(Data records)

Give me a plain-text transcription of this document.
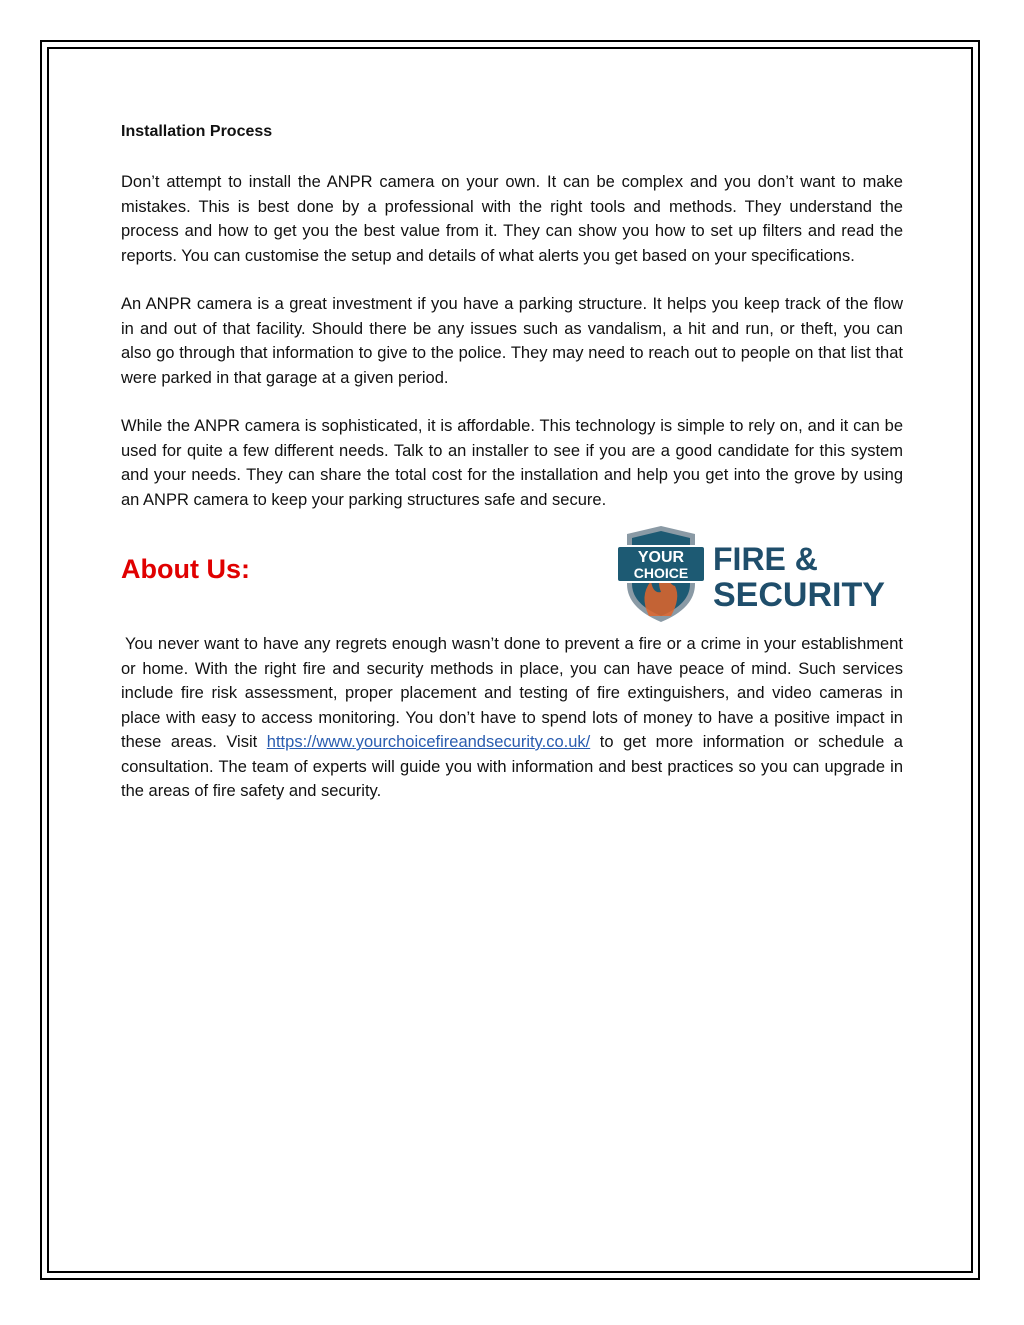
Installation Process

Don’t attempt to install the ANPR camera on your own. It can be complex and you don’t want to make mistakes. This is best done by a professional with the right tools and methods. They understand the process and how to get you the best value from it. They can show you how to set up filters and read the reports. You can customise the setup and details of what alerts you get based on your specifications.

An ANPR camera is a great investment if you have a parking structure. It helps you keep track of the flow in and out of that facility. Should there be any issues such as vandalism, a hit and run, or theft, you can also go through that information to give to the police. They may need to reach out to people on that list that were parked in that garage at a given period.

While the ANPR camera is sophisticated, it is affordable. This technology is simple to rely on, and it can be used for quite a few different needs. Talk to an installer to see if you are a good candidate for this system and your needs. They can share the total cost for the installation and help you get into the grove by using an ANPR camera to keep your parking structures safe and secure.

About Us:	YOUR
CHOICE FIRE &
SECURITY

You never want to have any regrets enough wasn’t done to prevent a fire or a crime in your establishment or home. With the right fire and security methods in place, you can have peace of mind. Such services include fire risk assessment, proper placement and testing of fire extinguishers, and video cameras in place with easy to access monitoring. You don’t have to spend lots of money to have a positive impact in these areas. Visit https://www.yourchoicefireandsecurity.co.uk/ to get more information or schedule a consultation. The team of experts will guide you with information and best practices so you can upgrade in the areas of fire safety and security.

__Instructions to follow__. Return each line where "done" shows up.

__Expected output__.
Don’t attempt to install the ANPR camera on your own. It can be complex and you don’t want to make mistakes. This is best done by a professional with the right tools and methods. They understand the process and how to get you the best value from it. They can show you how to set up filters and read the reports. You can customise the setup and details of what alerts you get based on your specifications.
You never want to have any regrets enough wasn’t done to prevent a fire or a crime in your establishment or home. With the right fire and security methods in place, you can have peace of mind. Such services include fire risk assessment, proper placement and testing of fire extinguishers, and video cameras in place with easy to access monitoring. You don’t have to spend lots of money to have a positive impact in these areas. Visit https://www.yourchoicefireandsecurity.co.uk/ to get more information or schedule a consultation. The team of experts will guide you with information and best practices so you can upgrade in the areas of fire safety and security.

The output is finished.